EXERCISE GOAL: Wherever "PREBRALI" appears in a line, copy that line.

SUPPLIED INFORMATION:
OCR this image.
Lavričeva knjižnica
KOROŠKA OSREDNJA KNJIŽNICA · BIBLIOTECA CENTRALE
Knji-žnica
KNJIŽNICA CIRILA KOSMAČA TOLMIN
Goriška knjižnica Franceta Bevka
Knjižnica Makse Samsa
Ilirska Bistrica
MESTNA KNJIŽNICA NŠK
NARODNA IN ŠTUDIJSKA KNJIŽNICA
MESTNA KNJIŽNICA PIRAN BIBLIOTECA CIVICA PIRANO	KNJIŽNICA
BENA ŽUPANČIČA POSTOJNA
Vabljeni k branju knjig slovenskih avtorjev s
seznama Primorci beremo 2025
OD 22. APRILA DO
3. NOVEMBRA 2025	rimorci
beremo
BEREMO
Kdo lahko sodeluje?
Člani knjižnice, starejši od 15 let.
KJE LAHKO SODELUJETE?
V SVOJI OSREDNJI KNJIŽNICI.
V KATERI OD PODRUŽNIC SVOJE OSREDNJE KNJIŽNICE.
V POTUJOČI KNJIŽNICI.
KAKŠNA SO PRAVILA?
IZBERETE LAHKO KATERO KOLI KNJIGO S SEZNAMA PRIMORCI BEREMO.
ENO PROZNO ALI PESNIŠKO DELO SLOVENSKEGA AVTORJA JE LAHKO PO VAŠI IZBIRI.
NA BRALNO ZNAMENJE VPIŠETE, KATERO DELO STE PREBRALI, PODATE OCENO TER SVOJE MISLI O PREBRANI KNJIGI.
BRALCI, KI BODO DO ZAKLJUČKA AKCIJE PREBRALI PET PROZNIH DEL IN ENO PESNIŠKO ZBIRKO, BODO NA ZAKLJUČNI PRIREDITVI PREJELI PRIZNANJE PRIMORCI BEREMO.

---

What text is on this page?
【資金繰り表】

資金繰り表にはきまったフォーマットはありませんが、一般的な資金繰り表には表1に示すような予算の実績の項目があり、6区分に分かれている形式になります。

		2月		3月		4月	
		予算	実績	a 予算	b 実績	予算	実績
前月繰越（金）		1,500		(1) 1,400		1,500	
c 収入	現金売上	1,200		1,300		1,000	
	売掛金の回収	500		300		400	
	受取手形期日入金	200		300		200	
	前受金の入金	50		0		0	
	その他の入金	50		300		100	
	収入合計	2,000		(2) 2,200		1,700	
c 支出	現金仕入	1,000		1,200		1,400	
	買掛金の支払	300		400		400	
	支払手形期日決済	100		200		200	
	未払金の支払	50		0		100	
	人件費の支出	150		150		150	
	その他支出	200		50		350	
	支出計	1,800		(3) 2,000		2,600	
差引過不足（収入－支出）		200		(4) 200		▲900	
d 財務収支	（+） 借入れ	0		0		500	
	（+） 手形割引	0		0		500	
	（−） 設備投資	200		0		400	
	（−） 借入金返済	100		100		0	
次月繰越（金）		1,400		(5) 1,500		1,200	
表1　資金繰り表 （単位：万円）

...

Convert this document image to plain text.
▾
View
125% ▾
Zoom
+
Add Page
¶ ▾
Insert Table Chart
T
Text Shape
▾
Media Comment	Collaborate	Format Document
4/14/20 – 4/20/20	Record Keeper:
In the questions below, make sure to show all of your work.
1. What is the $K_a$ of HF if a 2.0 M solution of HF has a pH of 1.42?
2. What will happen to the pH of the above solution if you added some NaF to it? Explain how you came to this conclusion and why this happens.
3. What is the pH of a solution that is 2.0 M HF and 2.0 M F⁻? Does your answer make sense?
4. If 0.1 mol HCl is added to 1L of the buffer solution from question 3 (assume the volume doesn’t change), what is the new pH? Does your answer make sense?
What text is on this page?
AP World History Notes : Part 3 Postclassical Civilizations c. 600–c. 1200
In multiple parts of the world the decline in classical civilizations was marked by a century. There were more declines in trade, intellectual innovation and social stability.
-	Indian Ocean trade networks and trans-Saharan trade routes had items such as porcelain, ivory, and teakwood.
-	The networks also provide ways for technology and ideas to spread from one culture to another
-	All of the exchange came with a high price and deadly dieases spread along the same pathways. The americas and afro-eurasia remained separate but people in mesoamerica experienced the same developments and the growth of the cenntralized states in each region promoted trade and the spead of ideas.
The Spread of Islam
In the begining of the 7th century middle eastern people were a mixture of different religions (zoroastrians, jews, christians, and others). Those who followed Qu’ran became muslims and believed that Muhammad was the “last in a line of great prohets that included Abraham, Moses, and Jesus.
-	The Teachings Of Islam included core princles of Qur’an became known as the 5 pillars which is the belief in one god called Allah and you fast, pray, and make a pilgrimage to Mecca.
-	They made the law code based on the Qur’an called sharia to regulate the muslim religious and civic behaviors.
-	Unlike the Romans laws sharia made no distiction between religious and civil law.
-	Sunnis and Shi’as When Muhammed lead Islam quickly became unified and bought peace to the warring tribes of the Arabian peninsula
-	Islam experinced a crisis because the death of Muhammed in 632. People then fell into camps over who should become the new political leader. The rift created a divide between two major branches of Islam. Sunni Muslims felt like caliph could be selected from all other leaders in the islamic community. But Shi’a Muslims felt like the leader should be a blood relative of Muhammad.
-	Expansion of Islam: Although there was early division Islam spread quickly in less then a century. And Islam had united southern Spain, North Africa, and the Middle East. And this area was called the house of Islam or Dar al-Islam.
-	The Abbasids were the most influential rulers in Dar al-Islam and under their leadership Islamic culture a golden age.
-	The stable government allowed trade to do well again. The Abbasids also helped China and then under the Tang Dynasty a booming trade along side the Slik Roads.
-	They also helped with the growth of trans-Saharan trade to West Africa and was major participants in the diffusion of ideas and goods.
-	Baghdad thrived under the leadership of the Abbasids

ANSWER TO THE TASK:
NA BRALNO ZNAMENJE VPIŠETE, KATERO DELO STE PREBRALI, PODATE OCENO TER SVOJE MISLI O PREBRANI KNJIGI.
BRALCI, KI BODO DO ZAKLJUČKA AKCIJE PREBRALI PET PROZNIH DEL IN ENO PESNIŠKO ZBIRKO, BODO NA ZAKLJUČNI PRIREDITVI PREJELI PRIZNANJE PRIMORCI BEREMO.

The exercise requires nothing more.